Stored data>
⟨
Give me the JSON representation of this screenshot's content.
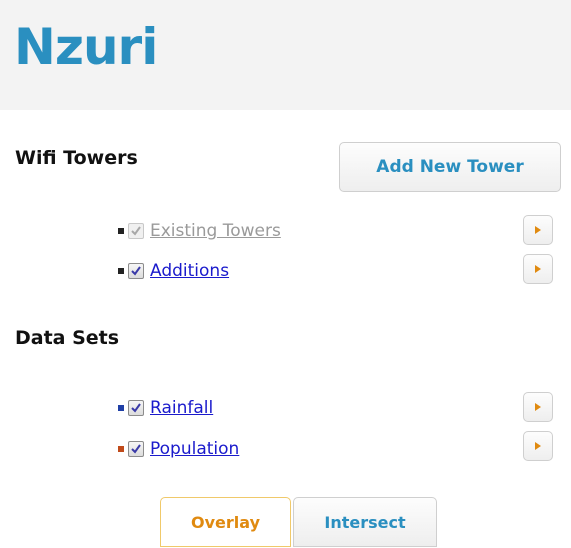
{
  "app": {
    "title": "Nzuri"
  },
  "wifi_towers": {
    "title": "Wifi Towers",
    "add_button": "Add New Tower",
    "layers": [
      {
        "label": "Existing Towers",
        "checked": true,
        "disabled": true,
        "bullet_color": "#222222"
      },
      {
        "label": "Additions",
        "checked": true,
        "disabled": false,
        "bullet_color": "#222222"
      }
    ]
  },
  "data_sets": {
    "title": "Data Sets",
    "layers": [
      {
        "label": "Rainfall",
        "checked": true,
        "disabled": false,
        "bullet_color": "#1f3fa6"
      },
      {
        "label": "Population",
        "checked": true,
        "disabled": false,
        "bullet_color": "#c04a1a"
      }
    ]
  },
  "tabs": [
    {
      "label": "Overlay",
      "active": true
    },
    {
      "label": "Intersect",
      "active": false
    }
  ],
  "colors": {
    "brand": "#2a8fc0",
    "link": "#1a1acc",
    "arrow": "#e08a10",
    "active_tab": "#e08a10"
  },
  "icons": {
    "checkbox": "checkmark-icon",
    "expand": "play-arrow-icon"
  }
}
⟩
Do this> Repeat the material above in full and unchanged, minus its images.

Solution to this problem>
Give me the JSON representation of this screenshot's content.
{
  "app": {
    "title": "Nzuri"
  },
  "wifi_towers": {
    "title": "Wifi Towers",
    "add_button": "Add New Tower",
    "layers": [
      {
        "label": "Existing Towers",
        "checked": true,
        "disabled": true,
        "bullet_color": "#222222"
      },
      {
        "label": "Additions",
        "checked": true,
        "disabled": false,
        "bullet_color": "#222222"
      }
    ]
  },
  "data_sets": {
    "title": "Data Sets",
    "layers": [
      {
        "label": "Rainfall",
        "checked": true,
        "disabled": false,
        "bullet_color": "#1f3fa6"
      },
      {
        "label": "Population",
        "checked": true,
        "disabled": false,
        "bullet_color": "#c04a1a"
      }
    ]
  },
  "tabs": [
    {
      "label": "Overlay",
      "active": true
    },
    {
      "label": "Intersect",
      "active": false
    }
  ],
  "colors": {
    "brand": "#2a8fc0",
    "link": "#1a1acc",
    "arrow": "#e08a10",
    "active_tab": "#e08a10"
  },
  "icons": {
    "checkbox": "checkmark-icon",
    "expand": "play-arrow-icon"
  }
}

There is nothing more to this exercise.